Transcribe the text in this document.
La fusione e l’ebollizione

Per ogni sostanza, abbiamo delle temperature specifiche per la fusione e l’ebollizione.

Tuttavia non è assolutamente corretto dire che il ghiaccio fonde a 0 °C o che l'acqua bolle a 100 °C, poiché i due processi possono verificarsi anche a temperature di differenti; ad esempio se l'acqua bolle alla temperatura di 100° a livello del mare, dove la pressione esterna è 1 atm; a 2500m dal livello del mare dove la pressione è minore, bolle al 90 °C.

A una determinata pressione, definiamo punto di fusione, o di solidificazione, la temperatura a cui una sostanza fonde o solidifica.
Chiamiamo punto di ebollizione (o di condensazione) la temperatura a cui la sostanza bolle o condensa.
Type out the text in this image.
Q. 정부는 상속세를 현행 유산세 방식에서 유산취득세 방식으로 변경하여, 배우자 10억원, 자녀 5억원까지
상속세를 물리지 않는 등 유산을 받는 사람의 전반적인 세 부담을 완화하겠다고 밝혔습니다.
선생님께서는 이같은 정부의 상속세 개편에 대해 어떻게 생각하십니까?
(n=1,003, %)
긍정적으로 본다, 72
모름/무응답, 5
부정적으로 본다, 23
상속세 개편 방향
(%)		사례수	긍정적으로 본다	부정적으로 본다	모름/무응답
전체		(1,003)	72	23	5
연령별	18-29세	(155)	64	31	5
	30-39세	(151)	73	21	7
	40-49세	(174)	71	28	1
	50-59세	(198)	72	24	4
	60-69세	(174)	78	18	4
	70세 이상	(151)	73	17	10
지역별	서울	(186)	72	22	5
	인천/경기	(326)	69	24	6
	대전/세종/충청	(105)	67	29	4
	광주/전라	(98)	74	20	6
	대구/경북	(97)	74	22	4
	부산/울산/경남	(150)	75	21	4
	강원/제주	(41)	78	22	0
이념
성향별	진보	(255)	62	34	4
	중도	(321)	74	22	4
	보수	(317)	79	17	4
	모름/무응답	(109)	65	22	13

Exercise task
Scan the records above for the string "부정적으로", then select every line that holds it.

Result for this exercise
부정적으로 본다, 23
(%)		사례수	긍정적으로 본다	부정적으로 본다	모름/무응답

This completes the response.